Give only one thing: the number of lines that include the word "relative".
begin Materials provided
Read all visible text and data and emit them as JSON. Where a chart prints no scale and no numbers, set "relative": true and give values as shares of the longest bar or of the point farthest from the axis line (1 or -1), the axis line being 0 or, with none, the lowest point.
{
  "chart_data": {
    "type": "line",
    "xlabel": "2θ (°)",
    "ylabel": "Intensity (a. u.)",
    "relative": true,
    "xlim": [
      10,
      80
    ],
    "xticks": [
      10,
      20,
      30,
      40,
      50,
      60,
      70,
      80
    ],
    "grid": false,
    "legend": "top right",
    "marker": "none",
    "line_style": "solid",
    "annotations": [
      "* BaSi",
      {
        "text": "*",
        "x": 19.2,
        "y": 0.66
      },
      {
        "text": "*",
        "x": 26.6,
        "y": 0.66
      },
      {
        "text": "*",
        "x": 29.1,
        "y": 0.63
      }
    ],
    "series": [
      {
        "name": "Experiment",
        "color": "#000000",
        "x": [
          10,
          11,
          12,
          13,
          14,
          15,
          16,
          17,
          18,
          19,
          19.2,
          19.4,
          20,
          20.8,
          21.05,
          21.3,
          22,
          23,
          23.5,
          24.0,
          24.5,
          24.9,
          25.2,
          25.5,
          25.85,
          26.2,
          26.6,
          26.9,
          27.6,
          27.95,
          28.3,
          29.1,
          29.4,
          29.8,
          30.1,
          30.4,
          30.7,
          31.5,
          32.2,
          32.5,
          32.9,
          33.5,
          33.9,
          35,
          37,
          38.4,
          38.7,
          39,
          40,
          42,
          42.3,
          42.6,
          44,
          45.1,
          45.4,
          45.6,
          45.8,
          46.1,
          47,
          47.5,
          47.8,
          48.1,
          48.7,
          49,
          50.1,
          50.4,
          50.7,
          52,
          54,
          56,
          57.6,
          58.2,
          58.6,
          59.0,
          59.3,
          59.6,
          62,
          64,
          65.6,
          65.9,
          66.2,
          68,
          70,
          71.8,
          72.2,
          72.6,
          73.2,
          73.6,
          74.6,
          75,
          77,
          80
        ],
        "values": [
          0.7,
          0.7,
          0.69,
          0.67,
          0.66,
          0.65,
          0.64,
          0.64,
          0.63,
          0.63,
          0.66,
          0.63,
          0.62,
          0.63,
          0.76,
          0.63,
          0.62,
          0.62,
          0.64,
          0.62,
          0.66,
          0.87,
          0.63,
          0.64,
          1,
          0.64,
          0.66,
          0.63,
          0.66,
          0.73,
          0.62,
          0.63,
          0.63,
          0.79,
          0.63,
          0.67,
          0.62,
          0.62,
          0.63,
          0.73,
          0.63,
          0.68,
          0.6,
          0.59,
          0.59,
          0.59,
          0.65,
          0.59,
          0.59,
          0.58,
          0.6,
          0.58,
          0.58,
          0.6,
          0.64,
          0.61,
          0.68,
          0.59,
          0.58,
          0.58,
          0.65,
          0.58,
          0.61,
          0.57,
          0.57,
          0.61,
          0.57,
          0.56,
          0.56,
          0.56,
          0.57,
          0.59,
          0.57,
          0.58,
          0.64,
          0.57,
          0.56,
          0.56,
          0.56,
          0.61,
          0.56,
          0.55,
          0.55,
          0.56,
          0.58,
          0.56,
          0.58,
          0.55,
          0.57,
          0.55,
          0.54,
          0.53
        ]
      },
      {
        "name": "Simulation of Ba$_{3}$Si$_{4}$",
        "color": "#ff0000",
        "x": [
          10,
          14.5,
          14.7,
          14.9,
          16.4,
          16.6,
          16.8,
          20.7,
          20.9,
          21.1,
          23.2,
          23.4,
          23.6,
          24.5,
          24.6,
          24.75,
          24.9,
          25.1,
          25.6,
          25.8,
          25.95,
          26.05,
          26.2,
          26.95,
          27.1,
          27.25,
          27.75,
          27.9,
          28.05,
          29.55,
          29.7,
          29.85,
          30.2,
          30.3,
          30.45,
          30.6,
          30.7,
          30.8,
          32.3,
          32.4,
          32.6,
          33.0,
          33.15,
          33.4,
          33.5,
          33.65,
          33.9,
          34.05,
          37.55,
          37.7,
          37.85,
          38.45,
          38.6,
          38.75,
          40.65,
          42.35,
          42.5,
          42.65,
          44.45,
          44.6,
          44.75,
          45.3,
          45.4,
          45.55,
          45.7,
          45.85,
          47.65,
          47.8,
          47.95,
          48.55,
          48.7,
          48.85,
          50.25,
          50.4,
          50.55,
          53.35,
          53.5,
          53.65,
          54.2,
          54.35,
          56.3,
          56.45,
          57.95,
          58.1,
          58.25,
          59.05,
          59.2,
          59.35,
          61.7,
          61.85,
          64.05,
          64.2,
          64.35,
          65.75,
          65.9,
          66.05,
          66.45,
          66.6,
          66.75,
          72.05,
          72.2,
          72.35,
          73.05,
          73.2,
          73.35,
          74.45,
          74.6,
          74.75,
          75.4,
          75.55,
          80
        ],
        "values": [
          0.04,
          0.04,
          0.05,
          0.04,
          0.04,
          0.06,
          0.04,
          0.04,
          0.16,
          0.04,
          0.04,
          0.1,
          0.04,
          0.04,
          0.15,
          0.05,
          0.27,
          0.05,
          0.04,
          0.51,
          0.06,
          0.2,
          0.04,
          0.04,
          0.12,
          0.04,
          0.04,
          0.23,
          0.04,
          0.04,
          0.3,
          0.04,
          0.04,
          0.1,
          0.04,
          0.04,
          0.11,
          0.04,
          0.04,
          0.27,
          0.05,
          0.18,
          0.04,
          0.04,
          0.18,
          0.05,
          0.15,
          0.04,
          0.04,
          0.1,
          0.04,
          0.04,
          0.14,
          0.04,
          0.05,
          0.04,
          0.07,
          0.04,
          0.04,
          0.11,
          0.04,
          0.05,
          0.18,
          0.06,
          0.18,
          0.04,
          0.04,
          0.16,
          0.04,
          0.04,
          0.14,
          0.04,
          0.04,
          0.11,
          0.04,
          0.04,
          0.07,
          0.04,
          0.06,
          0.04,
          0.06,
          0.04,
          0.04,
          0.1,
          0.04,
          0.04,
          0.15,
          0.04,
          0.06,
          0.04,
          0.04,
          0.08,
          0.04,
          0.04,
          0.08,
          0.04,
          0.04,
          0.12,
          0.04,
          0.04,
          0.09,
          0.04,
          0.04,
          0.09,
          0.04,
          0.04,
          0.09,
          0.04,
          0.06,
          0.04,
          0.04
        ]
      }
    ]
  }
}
end Materials provided
- _Written answer_: 2